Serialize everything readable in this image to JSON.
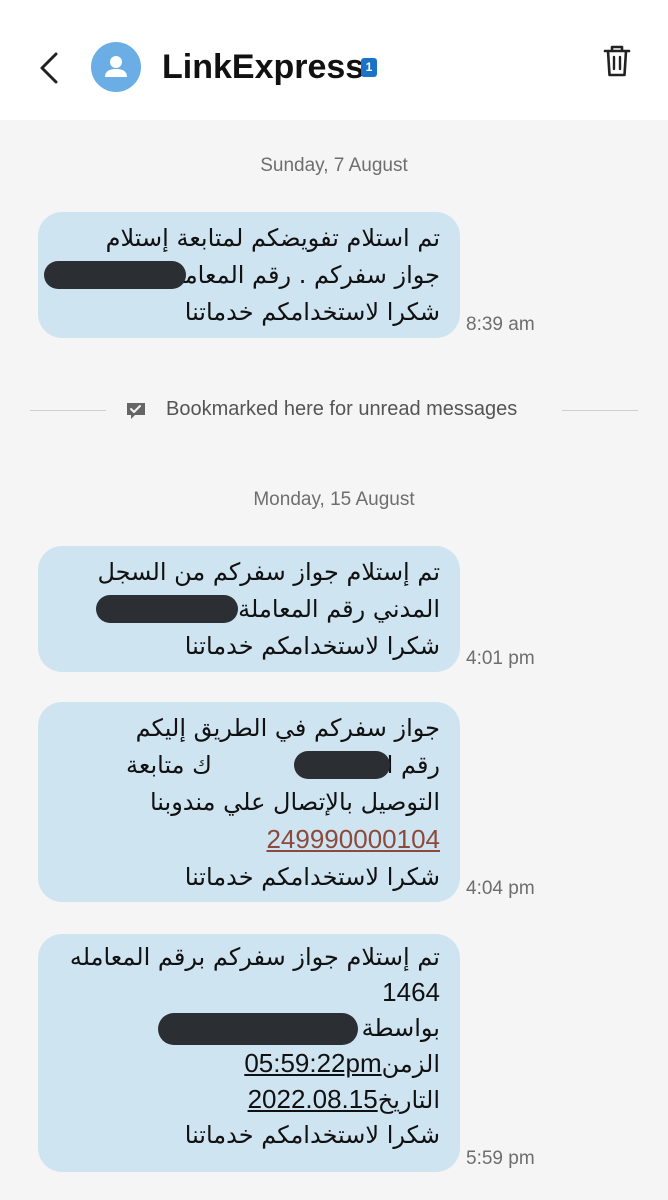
{
  "header": {
    "title": "LinkExpress",
    "sim_badge": "1"
  },
  "conversation": [
    {
      "date": "Sunday, 7 August",
      "messages": [
        {
          "time": "8:39 am",
          "lines": [
            "تم استلام تفويضكم لمتابعة إستلام",
            "جواز سفركم . رقم المعاملة",
            "شكرا لاستخدامكم خدماتنا"
          ]
        }
      ]
    },
    {
      "date": "Monday, 15 August",
      "messages": [
        {
          "time": "4:01 pm",
          "lines": [
            "تم إستلام جواز سفركم من السجل",
            "المدني رقم المعاملة",
            "شكرا لاستخدامكم خدماتنا"
          ]
        },
        {
          "time": "4:04 pm",
          "lines": [
            "جواز سفركم في الطريق إليكم",
            "رقم المعاملة",
            "ك متابعة",
            "التوصيل بالإتصال علي مندوبنا",
            "249990000104",
            "شكرا لاستخدامكم خدماتنا"
          ]
        },
        {
          "time": "5:59 pm",
          "lines": [
            "تم إستلام جواز سفركم برقم المعامله",
            "1464",
            "بواسطة",
            "الزمن",
            "05:59:22pm",
            "التاريخ",
            "2022.08.15",
            "شكرا لاستخدامكم خدماتنا"
          ]
        }
      ]
    }
  ],
  "bookmark": {
    "text": "Bookmarked here for unread messages"
  },
  "icons": {
    "back": "back-arrow-icon",
    "avatar": "person-icon",
    "delete": "trash-icon",
    "bookmark": "bookmark-message-icon"
  },
  "colors": {
    "bubble": "#cfe4f1",
    "avatar": "#6aaee5",
    "badge": "#1a73c9",
    "link": "#8b4a3c"
  }
}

-=-=-=-=-

### GIVEN INSTRUCTION
Your task is to repeat the material above exactly, without its pictures.

### ANSWER TO THE TASK
Serialize everything readable in this image to JSON.
{
  "header": {
    "title": "LinkExpress",
    "sim_badge": "1"
  },
  "conversation": [
    {
      "date": "Sunday, 7 August",
      "messages": [
        {
          "time": "8:39 am",
          "lines": [
            "تم استلام تفويضكم لمتابعة إستلام",
            "جواز سفركم . رقم المعاملة",
            "شكرا لاستخدامكم خدماتنا"
          ]
        }
      ]
    },
    {
      "date": "Monday, 15 August",
      "messages": [
        {
          "time": "4:01 pm",
          "lines": [
            "تم إستلام جواز سفركم من السجل",
            "المدني رقم المعاملة",
            "شكرا لاستخدامكم خدماتنا"
          ]
        },
        {
          "time": "4:04 pm",
          "lines": [
            "جواز سفركم في الطريق إليكم",
            "رقم المعاملة",
            "ك متابعة",
            "التوصيل بالإتصال علي مندوبنا",
            "249990000104",
            "شكرا لاستخدامكم خدماتنا"
          ]
        },
        {
          "time": "5:59 pm",
          "lines": [
            "تم إستلام جواز سفركم برقم المعامله",
            "1464",
            "بواسطة",
            "الزمن",
            "05:59:22pm",
            "التاريخ",
            "2022.08.15",
            "شكرا لاستخدامكم خدماتنا"
          ]
        }
      ]
    }
  ],
  "bookmark": {
    "text": "Bookmarked here for unread messages"
  },
  "icons": {
    "back": "back-arrow-icon",
    "avatar": "person-icon",
    "delete": "trash-icon",
    "bookmark": "bookmark-message-icon"
  },
  "colors": {
    "bubble": "#cfe4f1",
    "avatar": "#6aaee5",
    "badge": "#1a73c9",
    "link": "#8b4a3c"
  }
}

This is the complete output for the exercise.